• **WRITTEN INSTRUCTION**
The records should be written out in full, with nothing altered.
:: EXERCISE MATERIAL
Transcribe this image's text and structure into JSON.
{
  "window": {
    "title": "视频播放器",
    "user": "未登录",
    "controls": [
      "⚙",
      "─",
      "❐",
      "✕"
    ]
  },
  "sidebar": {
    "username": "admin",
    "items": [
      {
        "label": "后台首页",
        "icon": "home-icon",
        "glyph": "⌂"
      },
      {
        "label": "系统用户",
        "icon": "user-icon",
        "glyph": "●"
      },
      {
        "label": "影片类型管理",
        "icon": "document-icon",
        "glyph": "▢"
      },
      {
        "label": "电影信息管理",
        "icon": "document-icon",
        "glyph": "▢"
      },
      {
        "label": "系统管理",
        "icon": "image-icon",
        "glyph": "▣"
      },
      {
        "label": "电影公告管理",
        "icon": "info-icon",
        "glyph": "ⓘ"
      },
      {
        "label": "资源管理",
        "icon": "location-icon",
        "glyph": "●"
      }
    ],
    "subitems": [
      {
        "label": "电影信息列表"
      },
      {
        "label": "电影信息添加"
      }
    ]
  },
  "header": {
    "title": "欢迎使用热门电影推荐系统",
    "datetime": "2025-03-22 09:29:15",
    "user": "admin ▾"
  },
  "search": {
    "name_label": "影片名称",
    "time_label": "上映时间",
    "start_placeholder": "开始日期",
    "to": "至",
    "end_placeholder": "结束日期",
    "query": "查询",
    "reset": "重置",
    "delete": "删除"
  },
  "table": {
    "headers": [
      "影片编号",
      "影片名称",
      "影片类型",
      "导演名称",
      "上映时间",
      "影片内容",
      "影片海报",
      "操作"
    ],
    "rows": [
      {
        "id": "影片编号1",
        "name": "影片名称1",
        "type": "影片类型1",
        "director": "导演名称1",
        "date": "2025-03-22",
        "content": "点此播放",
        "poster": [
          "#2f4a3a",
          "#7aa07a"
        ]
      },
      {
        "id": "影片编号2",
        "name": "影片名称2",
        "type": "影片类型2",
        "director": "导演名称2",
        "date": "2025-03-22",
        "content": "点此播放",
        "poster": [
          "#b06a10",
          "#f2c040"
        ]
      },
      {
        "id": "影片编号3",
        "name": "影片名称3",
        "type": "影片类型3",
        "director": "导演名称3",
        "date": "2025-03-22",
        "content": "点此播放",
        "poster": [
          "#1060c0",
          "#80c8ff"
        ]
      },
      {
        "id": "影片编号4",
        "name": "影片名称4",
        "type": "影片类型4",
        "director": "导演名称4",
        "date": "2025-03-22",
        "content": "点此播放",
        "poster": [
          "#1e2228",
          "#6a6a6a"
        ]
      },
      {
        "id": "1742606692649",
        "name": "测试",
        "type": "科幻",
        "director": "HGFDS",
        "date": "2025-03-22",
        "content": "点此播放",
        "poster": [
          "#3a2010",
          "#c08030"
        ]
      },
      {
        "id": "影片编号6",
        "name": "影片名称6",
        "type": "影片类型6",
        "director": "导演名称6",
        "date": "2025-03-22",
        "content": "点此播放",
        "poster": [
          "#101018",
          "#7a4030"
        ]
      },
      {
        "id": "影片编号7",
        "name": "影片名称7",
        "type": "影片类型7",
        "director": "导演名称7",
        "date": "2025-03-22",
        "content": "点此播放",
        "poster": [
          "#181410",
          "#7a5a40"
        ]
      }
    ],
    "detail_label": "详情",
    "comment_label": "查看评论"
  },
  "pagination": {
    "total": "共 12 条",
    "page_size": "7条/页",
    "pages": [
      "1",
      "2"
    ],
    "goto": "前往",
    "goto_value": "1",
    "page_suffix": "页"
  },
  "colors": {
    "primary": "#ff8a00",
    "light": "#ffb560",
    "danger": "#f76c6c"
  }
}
::::
• **ANSWER TO THIS PROBLEM**
Transcribe this image's text and structure into JSON.
{
  "window": {
    "title": "视频播放器",
    "user": "未登录",
    "controls": [
      "⚙",
      "─",
      "❐",
      "✕"
    ]
  },
  "sidebar": {
    "username": "admin",
    "items": [
      {
        "label": "后台首页",
        "icon": "home-icon",
        "glyph": "⌂"
      },
      {
        "label": "系统用户",
        "icon": "user-icon",
        "glyph": "●"
      },
      {
        "label": "影片类型管理",
        "icon": "document-icon",
        "glyph": "▢"
      },
      {
        "label": "电影信息管理",
        "icon": "document-icon",
        "glyph": "▢"
      },
      {
        "label": "系统管理",
        "icon": "image-icon",
        "glyph": "▣"
      },
      {
        "label": "电影公告管理",
        "icon": "info-icon",
        "glyph": "ⓘ"
      },
      {
        "label": "资源管理",
        "icon": "location-icon",
        "glyph": "●"
      }
    ],
    "subitems": [
      {
        "label": "电影信息列表"
      },
      {
        "label": "电影信息添加"
      }
    ]
  },
  "header": {
    "title": "欢迎使用热门电影推荐系统",
    "datetime": "2025-03-22 09:29:15",
    "user": "admin ▾"
  },
  "search": {
    "name_label": "影片名称",
    "time_label": "上映时间",
    "start_placeholder": "开始日期",
    "to": "至",
    "end_placeholder": "结束日期",
    "query": "查询",
    "reset": "重置",
    "delete": "删除"
  },
  "table": {
    "headers": [
      "影片编号",
      "影片名称",
      "影片类型",
      "导演名称",
      "上映时间",
      "影片内容",
      "影片海报",
      "操作"
    ],
    "rows": [
      {
        "id": "影片编号1",
        "name": "影片名称1",
        "type": "影片类型1",
        "director": "导演名称1",
        "date": "2025-03-22",
        "content": "点此播放",
        "poster": [
          "#2f4a3a",
          "#7aa07a"
        ]
      },
      {
        "id": "影片编号2",
        "name": "影片名称2",
        "type": "影片类型2",
        "director": "导演名称2",
        "date": "2025-03-22",
        "content": "点此播放",
        "poster": [
          "#b06a10",
          "#f2c040"
        ]
      },
      {
        "id": "影片编号3",
        "name": "影片名称3",
        "type": "影片类型3",
        "director": "导演名称3",
        "date": "2025-03-22",
        "content": "点此播放",
        "poster": [
          "#1060c0",
          "#80c8ff"
        ]
      },
      {
        "id": "影片编号4",
        "name": "影片名称4",
        "type": "影片类型4",
        "director": "导演名称4",
        "date": "2025-03-22",
        "content": "点此播放",
        "poster": [
          "#1e2228",
          "#6a6a6a"
        ]
      },
      {
        "id": "1742606692649",
        "name": "测试",
        "type": "科幻",
        "director": "HGFDS",
        "date": "2025-03-22",
        "content": "点此播放",
        "poster": [
          "#3a2010",
          "#c08030"
        ]
      },
      {
        "id": "影片编号6",
        "name": "影片名称6",
        "type": "影片类型6",
        "director": "导演名称6",
        "date": "2025-03-22",
        "content": "点此播放",
        "poster": [
          "#101018",
          "#7a4030"
        ]
      },
      {
        "id": "影片编号7",
        "name": "影片名称7",
        "type": "影片类型7",
        "director": "导演名称7",
        "date": "2025-03-22",
        "content": "点此播放",
        "poster": [
          "#181410",
          "#7a5a40"
        ]
      }
    ],
    "detail_label": "详情",
    "comment_label": "查看评论"
  },
  "pagination": {
    "total": "共 12 条",
    "page_size": "7条/页",
    "pages": [
      "1",
      "2"
    ],
    "goto": "前往",
    "goto_value": "1",
    "page_suffix": "页"
  },
  "colors": {
    "primary": "#ff8a00",
    "light": "#ffb560",
    "danger": "#f76c6c"
  }
}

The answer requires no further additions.